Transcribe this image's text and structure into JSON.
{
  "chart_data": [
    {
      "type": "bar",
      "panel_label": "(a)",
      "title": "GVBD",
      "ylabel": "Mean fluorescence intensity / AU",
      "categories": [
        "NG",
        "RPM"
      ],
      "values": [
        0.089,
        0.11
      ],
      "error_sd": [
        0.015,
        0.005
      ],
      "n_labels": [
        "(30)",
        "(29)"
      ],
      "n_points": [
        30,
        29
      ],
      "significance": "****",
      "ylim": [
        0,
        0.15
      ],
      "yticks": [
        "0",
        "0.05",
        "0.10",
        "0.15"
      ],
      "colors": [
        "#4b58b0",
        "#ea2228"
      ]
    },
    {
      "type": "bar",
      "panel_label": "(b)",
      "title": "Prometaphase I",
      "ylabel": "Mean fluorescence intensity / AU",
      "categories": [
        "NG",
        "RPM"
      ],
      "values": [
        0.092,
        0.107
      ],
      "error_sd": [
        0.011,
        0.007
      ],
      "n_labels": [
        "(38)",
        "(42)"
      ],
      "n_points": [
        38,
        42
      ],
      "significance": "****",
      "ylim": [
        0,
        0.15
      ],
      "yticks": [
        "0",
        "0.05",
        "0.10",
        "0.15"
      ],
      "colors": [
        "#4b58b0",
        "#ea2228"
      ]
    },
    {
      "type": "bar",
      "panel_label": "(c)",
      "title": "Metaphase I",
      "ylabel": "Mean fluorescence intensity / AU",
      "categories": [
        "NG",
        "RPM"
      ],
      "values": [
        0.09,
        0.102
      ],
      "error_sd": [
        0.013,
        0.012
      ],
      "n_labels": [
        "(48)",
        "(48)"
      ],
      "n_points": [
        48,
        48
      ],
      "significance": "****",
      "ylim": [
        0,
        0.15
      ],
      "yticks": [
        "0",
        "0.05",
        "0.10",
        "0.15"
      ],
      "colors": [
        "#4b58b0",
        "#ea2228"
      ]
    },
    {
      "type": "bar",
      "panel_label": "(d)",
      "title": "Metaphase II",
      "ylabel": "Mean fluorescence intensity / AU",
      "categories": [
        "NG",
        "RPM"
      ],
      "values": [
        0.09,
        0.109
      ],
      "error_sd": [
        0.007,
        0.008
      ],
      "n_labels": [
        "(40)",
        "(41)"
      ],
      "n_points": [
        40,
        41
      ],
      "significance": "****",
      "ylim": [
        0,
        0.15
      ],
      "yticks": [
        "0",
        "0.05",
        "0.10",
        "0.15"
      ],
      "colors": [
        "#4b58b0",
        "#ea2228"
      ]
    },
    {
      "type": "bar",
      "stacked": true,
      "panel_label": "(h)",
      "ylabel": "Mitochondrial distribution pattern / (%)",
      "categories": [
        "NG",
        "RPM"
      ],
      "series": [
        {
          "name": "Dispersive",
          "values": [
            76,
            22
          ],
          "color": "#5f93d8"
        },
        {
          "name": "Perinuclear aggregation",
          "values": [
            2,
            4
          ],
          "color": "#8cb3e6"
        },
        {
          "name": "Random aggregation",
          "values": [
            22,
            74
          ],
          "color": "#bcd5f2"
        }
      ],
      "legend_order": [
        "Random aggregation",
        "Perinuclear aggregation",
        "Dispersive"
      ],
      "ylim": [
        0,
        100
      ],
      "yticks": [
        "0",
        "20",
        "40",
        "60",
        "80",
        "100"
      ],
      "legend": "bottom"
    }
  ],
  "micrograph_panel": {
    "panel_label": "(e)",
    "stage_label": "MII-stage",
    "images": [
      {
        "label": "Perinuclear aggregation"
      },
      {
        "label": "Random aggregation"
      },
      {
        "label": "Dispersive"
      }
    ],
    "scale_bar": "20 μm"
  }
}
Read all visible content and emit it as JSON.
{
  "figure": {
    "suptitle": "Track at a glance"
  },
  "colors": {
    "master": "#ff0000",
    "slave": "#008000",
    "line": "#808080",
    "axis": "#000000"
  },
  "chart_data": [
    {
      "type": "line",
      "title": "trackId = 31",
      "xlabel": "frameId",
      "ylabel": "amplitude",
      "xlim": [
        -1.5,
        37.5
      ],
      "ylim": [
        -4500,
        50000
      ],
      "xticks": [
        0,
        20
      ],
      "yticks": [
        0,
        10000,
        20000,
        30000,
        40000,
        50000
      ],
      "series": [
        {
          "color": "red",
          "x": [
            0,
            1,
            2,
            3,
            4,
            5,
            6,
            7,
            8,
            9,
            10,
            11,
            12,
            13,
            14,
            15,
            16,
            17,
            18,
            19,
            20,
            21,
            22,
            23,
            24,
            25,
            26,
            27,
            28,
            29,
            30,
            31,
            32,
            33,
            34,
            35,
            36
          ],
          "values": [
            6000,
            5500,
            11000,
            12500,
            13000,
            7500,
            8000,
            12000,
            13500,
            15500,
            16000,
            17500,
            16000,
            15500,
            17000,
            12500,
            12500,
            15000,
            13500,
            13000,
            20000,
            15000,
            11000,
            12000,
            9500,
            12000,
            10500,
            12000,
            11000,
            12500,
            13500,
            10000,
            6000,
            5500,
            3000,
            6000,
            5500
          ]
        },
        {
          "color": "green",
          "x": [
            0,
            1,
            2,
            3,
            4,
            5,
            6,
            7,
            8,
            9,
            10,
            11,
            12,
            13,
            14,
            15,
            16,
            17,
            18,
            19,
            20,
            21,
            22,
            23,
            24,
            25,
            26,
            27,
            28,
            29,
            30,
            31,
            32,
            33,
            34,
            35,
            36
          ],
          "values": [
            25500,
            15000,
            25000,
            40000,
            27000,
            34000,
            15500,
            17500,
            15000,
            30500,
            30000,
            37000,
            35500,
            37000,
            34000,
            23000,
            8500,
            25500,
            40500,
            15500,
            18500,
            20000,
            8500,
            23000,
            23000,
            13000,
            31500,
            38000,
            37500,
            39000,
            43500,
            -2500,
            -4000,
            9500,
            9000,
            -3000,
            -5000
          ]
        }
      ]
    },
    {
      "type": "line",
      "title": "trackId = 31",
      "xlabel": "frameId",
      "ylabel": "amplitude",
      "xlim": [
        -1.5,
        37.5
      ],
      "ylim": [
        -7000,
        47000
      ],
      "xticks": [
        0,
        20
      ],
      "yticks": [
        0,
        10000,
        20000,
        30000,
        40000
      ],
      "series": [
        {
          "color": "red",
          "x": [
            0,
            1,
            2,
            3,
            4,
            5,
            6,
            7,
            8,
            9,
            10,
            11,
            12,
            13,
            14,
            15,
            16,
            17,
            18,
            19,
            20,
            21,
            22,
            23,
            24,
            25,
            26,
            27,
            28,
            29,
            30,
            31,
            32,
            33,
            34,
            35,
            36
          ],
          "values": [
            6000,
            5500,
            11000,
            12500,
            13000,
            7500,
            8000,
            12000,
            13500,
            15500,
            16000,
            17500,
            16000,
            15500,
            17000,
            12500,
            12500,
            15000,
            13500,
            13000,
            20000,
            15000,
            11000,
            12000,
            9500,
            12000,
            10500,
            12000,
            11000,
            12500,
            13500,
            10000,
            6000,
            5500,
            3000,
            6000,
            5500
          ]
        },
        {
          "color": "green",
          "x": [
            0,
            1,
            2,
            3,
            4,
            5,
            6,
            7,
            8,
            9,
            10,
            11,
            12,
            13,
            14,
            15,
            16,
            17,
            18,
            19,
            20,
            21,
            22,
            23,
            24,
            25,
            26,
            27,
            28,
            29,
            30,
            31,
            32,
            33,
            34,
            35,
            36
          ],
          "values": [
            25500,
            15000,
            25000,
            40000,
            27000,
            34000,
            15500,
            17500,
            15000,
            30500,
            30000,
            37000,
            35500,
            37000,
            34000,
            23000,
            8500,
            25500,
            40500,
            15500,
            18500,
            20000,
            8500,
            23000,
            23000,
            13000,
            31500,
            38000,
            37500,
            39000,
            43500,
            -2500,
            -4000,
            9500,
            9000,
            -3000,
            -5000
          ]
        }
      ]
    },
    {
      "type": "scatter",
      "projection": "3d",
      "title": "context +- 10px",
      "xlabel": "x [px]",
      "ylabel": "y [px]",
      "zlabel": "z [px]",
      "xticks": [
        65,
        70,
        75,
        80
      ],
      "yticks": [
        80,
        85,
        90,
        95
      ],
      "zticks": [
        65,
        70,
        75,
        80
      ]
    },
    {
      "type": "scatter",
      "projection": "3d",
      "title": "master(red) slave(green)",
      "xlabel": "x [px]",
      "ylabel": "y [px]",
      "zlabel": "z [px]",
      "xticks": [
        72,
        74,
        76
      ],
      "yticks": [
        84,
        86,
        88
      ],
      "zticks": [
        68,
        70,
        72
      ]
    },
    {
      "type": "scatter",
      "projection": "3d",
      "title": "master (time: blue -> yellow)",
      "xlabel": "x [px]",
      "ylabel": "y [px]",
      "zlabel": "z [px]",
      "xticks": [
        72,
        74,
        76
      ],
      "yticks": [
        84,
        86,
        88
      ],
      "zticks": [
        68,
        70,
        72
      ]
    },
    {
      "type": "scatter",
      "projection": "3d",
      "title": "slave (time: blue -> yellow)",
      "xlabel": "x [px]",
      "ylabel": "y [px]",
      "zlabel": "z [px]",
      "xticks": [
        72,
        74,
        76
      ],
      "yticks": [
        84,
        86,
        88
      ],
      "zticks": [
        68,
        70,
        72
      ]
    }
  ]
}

--*--

### [REQUEST]
Every line that holds the word "name" should be extracted.

### [RESULT]
          "name": "Dispersive",
          "name": "Perinuclear aggregation",
          "name": "Random aggregation",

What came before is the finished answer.